■ Task to complete ■
Look through the records below, and copy out every line that holds the string "with".

Stored records:
=-=-=-=-=

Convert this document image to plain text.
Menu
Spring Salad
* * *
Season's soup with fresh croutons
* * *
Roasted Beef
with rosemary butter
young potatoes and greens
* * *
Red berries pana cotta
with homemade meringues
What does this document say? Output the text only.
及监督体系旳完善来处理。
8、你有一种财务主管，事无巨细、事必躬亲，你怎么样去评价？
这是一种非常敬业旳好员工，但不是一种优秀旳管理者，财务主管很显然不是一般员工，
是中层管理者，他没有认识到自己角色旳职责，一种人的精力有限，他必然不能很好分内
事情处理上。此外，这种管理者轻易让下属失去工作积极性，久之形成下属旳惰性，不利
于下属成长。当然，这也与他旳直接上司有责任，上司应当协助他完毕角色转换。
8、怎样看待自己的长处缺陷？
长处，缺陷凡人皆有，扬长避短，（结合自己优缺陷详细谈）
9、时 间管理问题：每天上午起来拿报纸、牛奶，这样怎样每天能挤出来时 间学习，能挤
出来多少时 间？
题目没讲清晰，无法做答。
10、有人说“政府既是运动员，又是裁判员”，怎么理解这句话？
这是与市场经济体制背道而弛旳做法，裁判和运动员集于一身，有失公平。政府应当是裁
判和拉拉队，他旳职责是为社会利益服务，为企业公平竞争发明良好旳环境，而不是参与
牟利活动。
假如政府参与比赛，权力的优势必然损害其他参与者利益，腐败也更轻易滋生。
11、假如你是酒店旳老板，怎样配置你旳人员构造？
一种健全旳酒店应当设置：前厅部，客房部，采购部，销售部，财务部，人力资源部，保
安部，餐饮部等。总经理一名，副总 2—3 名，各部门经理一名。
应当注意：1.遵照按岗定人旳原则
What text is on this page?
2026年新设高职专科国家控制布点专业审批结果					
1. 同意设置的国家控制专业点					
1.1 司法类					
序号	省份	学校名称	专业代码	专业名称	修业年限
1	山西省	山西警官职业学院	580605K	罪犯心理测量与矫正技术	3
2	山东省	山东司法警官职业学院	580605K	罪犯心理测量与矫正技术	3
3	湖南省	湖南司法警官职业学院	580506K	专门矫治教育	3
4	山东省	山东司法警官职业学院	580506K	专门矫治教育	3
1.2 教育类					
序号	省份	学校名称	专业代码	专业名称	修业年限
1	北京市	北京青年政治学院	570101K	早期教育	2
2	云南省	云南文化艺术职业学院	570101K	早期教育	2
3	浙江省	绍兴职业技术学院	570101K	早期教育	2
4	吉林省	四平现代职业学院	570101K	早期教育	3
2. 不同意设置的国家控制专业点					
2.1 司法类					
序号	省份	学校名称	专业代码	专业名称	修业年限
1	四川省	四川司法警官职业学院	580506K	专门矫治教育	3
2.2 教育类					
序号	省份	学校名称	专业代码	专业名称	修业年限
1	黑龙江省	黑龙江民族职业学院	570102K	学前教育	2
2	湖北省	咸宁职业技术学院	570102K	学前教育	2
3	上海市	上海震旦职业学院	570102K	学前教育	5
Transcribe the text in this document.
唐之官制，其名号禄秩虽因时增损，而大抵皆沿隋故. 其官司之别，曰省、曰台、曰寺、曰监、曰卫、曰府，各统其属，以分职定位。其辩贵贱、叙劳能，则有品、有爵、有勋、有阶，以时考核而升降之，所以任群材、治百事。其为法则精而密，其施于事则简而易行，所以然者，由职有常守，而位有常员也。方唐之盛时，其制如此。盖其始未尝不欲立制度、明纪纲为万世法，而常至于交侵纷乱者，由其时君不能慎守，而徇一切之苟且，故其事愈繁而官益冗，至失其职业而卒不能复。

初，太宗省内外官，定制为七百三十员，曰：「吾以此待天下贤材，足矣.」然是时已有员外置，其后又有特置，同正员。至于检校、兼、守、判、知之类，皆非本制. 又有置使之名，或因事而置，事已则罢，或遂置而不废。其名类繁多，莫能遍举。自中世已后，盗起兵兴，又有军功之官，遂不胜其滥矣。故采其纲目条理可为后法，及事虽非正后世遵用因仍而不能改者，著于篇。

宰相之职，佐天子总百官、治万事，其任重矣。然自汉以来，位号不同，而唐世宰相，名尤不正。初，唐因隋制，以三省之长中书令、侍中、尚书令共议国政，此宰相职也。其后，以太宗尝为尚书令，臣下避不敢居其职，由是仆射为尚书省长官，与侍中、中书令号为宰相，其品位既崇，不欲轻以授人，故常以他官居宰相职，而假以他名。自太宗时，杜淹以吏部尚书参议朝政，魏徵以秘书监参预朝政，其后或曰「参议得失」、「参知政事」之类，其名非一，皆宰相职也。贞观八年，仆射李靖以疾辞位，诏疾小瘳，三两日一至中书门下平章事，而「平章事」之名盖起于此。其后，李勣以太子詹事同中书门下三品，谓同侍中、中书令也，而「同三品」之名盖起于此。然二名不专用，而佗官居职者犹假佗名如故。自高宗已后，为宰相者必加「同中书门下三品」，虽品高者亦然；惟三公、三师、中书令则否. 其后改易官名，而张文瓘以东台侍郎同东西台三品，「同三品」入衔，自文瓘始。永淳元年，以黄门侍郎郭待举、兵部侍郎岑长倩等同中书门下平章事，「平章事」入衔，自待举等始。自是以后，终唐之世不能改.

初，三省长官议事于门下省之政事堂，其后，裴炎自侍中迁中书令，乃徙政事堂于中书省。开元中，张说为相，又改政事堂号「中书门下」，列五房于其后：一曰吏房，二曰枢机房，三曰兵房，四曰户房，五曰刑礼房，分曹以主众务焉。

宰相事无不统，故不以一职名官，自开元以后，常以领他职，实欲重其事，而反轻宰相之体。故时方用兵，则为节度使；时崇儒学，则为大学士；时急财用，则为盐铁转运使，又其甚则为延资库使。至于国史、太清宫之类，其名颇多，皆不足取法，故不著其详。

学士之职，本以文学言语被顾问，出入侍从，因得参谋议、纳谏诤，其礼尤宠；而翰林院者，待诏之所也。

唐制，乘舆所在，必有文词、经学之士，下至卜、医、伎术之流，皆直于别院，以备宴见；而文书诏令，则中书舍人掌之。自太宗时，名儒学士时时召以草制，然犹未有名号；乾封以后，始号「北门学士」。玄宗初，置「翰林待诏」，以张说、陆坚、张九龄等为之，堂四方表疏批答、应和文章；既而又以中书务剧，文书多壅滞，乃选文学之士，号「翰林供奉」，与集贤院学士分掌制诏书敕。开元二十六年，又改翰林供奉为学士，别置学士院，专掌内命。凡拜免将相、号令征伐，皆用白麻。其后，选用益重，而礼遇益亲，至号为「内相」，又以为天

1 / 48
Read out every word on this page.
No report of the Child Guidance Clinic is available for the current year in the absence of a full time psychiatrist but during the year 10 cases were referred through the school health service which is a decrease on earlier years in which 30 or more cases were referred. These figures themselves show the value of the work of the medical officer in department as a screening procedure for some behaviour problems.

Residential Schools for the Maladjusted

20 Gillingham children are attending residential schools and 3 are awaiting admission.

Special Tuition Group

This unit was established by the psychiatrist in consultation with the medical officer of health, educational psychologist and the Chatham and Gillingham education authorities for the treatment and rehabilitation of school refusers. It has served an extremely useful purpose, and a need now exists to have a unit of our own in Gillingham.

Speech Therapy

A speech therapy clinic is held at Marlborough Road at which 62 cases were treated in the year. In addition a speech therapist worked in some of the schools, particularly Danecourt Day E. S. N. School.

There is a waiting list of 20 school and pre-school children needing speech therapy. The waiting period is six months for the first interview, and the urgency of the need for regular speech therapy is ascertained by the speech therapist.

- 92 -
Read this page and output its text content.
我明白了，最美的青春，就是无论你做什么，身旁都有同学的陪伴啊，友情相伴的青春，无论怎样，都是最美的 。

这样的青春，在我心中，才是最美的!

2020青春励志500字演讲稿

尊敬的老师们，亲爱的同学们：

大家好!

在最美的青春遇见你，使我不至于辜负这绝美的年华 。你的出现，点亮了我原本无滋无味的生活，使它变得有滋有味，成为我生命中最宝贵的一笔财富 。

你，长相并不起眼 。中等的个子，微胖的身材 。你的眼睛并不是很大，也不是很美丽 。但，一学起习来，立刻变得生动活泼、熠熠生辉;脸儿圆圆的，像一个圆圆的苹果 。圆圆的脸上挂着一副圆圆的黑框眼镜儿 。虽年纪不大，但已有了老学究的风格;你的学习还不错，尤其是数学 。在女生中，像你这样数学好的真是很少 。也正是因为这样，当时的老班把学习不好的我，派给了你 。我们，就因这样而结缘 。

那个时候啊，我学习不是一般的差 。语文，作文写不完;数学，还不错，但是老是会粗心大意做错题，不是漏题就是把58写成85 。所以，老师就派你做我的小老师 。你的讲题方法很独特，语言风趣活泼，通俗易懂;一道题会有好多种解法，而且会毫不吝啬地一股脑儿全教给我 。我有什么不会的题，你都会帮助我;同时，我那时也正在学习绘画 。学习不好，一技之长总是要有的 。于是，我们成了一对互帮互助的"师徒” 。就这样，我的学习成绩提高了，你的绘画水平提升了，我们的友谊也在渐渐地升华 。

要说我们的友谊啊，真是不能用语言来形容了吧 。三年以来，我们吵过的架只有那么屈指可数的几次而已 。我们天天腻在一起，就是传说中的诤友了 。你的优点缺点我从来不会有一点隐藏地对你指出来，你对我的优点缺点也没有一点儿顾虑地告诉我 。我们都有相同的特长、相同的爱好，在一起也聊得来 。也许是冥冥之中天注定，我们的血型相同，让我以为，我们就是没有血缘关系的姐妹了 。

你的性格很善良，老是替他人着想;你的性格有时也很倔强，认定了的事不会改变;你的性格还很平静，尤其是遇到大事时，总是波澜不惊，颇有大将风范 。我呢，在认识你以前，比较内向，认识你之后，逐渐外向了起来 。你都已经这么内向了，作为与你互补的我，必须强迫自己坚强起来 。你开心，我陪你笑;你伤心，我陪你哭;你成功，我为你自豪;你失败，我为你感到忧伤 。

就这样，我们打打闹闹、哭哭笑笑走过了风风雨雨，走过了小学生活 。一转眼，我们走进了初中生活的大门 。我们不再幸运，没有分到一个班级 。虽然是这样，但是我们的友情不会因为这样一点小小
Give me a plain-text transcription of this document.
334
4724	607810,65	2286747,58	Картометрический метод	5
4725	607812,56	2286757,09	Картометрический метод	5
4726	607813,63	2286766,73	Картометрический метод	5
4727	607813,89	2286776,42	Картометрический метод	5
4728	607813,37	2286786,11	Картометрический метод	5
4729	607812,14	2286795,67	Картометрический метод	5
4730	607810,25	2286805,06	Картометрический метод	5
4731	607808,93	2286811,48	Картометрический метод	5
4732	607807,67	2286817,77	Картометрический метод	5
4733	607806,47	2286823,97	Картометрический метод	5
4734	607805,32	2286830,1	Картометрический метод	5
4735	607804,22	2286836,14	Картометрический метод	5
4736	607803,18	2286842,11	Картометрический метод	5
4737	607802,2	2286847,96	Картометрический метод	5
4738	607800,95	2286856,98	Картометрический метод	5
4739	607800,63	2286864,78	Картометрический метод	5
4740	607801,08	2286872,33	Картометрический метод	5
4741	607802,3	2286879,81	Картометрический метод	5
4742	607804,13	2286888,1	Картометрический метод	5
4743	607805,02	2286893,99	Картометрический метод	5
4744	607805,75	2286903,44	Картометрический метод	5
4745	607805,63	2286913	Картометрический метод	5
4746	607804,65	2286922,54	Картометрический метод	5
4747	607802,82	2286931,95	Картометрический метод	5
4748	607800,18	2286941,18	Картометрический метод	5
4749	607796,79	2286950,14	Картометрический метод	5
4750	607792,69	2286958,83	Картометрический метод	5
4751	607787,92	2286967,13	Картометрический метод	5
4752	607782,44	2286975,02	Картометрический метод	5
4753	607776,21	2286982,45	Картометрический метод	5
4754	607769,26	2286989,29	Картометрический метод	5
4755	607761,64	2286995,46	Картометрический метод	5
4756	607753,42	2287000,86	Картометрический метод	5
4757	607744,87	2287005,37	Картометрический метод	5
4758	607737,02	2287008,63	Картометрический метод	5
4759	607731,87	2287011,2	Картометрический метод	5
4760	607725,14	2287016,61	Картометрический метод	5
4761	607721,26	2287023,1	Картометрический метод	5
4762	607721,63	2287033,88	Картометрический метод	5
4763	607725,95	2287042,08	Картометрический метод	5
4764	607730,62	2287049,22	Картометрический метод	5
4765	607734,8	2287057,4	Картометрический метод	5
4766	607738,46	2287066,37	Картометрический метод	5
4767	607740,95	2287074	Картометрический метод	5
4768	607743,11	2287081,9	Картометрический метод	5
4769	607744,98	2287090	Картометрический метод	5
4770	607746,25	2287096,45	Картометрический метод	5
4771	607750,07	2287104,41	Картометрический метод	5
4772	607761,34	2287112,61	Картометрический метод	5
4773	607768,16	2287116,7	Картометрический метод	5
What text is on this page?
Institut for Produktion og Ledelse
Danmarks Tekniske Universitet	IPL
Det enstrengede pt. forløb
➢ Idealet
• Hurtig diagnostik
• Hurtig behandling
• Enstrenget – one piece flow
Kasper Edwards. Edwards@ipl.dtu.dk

=-=-=-=-=

■ Full solution ■
Season's soup with fresh croutons
with rosemary butter
with homemade meringues
This unit was established by the psychiatrist in consultation with the medical officer of health, educational psychologist and the Chatham and Gillingham education authorities for the treatment and rehabilitation of school refusers. It has served an extremely useful purpose, and a need now exists to have a unit of our own in Gillingham.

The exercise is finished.